_What to work on_
The listing below is the input. Say how many of its lines contain "content", giving the number alone.

_Data entries_
(begin)
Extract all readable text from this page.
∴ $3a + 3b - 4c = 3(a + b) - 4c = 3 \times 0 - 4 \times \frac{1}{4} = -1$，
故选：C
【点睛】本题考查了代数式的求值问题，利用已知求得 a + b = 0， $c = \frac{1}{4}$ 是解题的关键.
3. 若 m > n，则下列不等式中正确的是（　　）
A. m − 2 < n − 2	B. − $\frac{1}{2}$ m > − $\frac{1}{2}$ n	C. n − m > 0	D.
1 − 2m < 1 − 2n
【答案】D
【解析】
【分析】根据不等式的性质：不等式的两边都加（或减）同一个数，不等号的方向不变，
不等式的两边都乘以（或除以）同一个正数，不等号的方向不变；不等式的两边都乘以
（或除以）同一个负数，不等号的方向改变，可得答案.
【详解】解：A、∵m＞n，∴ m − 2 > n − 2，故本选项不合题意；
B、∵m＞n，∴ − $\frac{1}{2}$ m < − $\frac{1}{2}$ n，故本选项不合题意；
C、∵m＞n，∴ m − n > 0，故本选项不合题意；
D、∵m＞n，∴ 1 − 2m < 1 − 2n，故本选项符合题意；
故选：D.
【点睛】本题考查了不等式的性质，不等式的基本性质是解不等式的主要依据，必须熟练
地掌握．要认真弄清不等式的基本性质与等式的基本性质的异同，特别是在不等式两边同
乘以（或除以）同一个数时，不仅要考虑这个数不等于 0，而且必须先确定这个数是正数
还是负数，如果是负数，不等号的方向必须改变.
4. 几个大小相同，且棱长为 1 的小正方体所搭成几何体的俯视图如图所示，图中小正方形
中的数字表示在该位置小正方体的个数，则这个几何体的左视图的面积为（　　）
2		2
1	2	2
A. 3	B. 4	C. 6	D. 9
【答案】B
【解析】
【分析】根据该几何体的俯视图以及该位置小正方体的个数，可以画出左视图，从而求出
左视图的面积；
(end)
(begin)
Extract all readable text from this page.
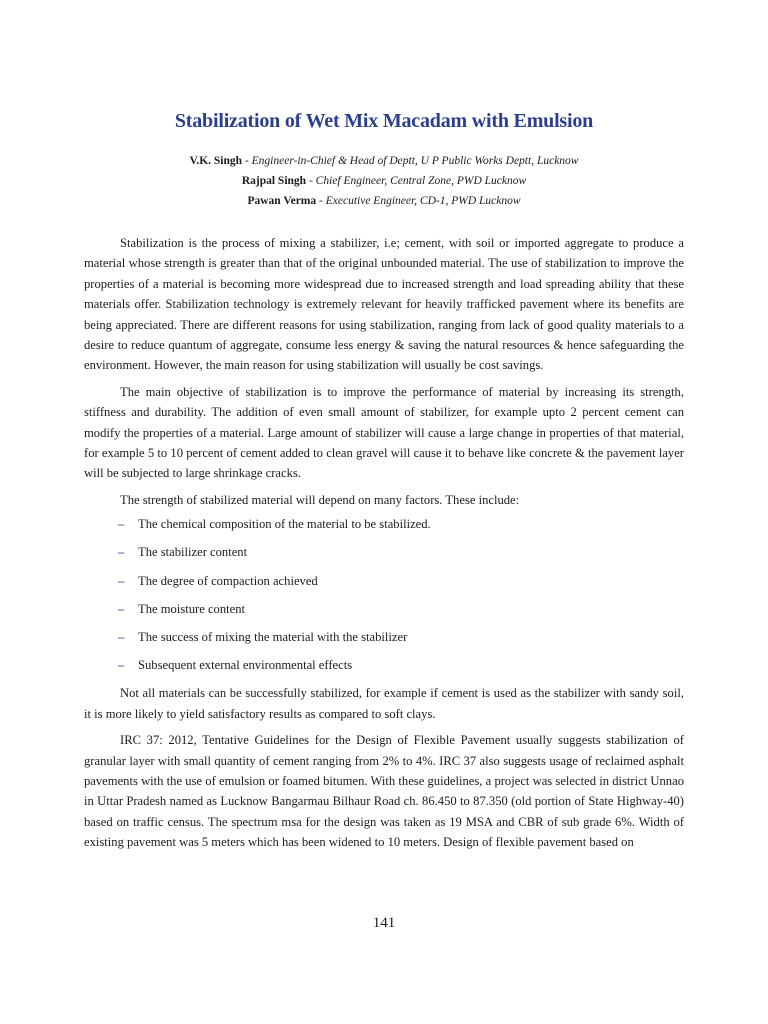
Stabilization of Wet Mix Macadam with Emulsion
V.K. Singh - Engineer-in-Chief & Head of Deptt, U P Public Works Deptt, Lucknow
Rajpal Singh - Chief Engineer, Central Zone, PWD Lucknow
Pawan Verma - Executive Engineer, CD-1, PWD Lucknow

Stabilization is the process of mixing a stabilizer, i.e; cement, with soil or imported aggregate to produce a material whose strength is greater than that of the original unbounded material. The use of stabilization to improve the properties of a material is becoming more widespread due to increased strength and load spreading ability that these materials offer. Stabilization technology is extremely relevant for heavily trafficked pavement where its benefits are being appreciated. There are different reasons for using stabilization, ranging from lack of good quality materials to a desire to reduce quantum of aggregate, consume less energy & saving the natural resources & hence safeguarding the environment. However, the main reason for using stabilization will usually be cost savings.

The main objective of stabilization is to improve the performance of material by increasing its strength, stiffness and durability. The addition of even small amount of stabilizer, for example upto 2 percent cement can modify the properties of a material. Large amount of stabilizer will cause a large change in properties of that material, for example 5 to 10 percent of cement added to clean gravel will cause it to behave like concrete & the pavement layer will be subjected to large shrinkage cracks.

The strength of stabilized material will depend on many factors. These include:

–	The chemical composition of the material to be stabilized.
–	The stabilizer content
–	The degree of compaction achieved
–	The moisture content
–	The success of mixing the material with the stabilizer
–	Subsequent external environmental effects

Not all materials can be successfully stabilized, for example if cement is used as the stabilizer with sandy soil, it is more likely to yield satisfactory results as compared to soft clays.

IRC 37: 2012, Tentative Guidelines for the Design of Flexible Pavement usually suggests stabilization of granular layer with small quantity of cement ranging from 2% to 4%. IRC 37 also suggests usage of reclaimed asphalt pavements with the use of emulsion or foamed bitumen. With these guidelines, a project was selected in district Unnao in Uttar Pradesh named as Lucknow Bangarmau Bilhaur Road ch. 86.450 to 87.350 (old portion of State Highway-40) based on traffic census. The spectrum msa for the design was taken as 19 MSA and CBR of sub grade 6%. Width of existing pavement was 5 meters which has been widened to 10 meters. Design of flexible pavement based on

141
(end)
(begin)
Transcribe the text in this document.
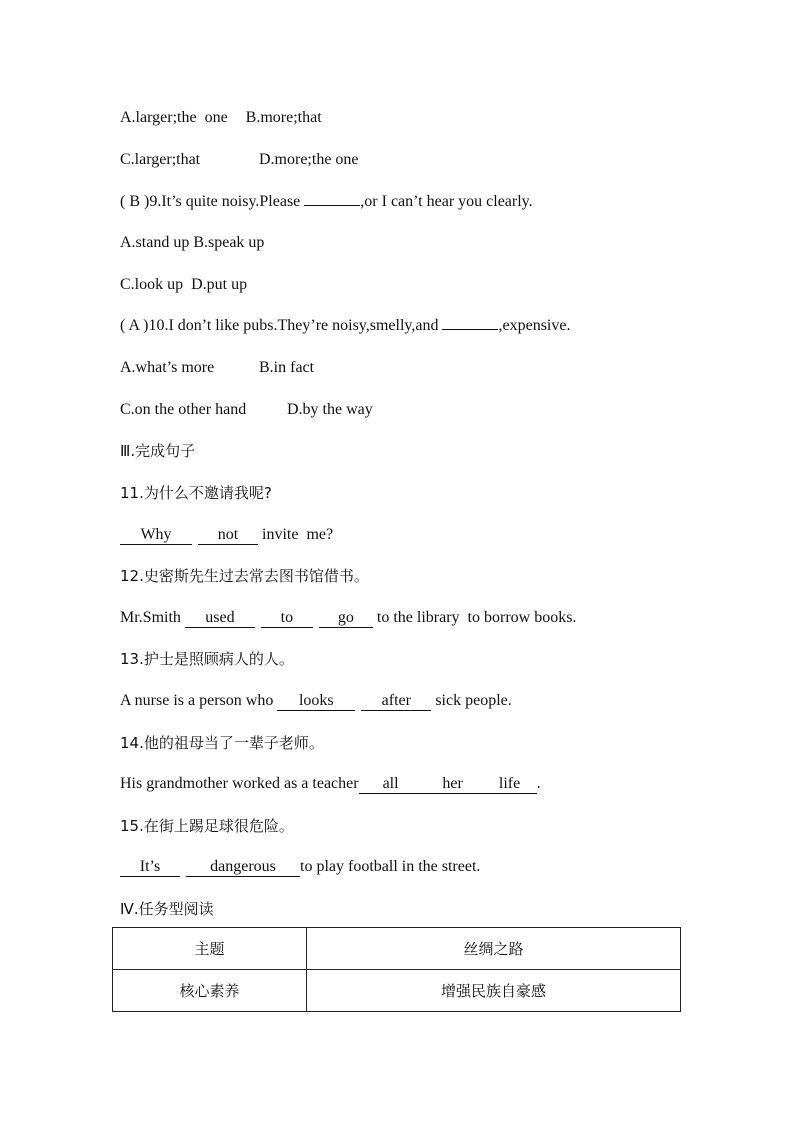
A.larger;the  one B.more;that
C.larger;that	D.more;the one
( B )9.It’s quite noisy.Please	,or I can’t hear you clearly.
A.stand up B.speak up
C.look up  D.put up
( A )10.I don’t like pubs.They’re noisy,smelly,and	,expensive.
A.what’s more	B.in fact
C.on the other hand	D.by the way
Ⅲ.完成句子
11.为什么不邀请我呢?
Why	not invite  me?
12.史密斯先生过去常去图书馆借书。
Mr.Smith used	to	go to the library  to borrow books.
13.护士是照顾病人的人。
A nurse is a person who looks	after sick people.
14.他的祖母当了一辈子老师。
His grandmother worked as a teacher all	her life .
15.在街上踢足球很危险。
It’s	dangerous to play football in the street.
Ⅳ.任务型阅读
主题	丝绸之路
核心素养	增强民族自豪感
(end)
_Problem solution_
2